- [What you have to do] Could you print, verbatim, the lines of the entries below from the one holding "Enumerate the UI" through the one holding "donut-supply-callout-other: 3% 其他", inclusive?

- [Input records]
'''
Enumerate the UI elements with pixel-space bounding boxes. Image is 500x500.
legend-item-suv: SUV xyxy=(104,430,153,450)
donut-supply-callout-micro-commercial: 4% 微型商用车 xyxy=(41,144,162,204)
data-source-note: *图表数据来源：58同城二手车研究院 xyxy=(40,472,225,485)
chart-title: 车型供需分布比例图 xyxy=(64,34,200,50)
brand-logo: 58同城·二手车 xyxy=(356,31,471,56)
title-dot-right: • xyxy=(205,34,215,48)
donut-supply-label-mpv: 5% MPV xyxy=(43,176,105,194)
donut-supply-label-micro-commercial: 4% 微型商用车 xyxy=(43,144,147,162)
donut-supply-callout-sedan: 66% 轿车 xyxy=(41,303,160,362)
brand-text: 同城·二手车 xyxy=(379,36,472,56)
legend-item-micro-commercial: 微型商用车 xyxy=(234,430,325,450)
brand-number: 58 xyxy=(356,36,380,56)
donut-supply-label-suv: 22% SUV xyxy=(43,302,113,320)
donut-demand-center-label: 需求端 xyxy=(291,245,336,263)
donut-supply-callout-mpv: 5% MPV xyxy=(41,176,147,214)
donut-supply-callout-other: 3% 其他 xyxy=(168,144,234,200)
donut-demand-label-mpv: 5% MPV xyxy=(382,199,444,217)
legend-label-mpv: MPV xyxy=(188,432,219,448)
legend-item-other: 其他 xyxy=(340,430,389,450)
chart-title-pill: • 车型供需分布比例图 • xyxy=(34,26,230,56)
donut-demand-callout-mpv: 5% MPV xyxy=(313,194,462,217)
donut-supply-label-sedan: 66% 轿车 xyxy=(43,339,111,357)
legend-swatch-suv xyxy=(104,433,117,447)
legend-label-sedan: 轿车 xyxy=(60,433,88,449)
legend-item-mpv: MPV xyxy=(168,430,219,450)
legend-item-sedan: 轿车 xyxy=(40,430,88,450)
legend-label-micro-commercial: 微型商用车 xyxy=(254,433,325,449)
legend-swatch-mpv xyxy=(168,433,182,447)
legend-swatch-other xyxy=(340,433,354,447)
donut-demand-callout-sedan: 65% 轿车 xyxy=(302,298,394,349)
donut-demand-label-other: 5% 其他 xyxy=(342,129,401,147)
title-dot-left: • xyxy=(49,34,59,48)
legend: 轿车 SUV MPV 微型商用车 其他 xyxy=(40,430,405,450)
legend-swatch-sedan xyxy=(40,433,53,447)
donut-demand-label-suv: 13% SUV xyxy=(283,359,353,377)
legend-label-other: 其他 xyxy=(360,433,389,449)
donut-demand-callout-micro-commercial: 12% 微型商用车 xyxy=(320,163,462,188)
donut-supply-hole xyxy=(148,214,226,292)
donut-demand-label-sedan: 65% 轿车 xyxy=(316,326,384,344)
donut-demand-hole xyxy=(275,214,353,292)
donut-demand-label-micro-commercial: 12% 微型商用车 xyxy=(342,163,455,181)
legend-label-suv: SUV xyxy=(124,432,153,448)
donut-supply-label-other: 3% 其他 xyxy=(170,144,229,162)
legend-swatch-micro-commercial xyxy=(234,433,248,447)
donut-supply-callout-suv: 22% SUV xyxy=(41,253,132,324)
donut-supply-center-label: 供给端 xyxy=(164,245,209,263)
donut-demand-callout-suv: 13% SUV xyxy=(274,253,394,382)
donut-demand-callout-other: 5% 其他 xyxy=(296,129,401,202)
'''
'''
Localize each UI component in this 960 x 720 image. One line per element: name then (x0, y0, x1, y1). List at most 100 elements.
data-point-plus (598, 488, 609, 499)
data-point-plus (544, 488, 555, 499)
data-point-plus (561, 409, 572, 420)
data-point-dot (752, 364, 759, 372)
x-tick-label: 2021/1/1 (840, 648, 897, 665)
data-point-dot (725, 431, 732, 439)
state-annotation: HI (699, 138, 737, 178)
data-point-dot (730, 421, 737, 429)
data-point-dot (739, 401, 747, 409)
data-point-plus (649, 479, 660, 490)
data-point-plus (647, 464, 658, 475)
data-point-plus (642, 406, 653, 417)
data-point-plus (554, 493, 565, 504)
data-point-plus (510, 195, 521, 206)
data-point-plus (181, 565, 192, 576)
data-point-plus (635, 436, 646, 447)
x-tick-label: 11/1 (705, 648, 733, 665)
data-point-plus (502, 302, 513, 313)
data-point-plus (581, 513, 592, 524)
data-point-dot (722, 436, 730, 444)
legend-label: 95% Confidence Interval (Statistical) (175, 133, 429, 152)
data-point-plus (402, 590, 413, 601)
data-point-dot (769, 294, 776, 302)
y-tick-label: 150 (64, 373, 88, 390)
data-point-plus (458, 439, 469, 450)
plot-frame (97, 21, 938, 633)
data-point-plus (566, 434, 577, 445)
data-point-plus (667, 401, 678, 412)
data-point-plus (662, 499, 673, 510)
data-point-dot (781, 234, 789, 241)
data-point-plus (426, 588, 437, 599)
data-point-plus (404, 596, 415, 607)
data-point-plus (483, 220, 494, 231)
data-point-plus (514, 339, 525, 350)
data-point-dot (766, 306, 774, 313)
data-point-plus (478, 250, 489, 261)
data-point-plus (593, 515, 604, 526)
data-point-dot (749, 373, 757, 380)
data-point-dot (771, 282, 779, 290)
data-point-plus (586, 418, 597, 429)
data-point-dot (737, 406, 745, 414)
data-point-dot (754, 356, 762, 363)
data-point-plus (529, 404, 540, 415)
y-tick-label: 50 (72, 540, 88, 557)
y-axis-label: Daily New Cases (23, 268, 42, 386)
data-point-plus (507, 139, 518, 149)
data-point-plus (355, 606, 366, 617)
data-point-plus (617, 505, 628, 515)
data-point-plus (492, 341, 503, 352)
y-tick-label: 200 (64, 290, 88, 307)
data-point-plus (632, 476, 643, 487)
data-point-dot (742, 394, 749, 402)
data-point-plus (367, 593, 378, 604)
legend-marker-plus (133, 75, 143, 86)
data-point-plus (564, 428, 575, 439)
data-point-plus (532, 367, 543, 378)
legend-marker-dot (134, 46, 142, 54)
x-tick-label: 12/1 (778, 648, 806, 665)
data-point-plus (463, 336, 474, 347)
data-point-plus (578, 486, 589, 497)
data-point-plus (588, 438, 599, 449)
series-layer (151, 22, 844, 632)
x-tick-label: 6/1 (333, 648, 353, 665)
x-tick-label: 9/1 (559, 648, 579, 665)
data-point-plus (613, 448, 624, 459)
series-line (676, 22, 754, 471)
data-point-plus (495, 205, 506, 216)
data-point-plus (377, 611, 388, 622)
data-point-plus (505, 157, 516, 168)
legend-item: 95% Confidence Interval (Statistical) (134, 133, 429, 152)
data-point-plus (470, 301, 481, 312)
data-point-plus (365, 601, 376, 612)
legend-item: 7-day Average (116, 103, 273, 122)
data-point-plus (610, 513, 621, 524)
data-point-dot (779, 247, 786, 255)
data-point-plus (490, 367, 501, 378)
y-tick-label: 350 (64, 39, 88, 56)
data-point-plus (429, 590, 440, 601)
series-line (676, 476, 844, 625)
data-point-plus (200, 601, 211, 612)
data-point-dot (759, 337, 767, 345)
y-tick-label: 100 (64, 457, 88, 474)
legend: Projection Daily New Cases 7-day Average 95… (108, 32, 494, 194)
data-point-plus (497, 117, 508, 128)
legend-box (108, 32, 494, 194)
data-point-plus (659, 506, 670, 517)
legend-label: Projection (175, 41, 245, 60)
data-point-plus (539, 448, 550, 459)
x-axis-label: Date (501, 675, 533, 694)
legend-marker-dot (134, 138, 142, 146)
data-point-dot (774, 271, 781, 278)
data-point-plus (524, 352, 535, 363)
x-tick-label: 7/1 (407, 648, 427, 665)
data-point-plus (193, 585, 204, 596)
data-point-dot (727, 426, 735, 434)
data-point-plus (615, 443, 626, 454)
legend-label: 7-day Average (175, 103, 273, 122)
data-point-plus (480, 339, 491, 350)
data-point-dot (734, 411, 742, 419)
'''
- [The output]
Enumerate the UI elements with pixel-space bounding boxes. Image is 500x500.
legend-item-suv: SUV xyxy=(104,430,153,450)
donut-supply-callout-micro-commercial: 4% 微型商用车 xyxy=(41,144,162,204)
data-source-note: *图表数据来源：58同城二手车研究院 xyxy=(40,472,225,485)
chart-title: 车型供需分布比例图 xyxy=(64,34,200,50)
brand-logo: 58同城·二手车 xyxy=(356,31,471,56)
title-dot-right: • xyxy=(205,34,215,48)
donut-supply-label-mpv: 5% MPV xyxy=(43,176,105,194)
donut-supply-label-micro-commercial: 4% 微型商用车 xyxy=(43,144,147,162)
donut-supply-callout-sedan: 66% 轿车 xyxy=(41,303,160,362)
brand-text: 同城·二手车 xyxy=(379,36,472,56)
legend-item-micro-commercial: 微型商用车 xyxy=(234,430,325,450)
brand-number: 58 xyxy=(356,36,380,56)
donut-supply-label-suv: 22% SUV xyxy=(43,302,113,320)
donut-demand-center-label: 需求端 xyxy=(291,245,336,263)
donut-supply-callout-mpv: 5% MPV xyxy=(41,176,147,214)
donut-supply-callout-other: 3% 其他 xyxy=(168,144,234,200)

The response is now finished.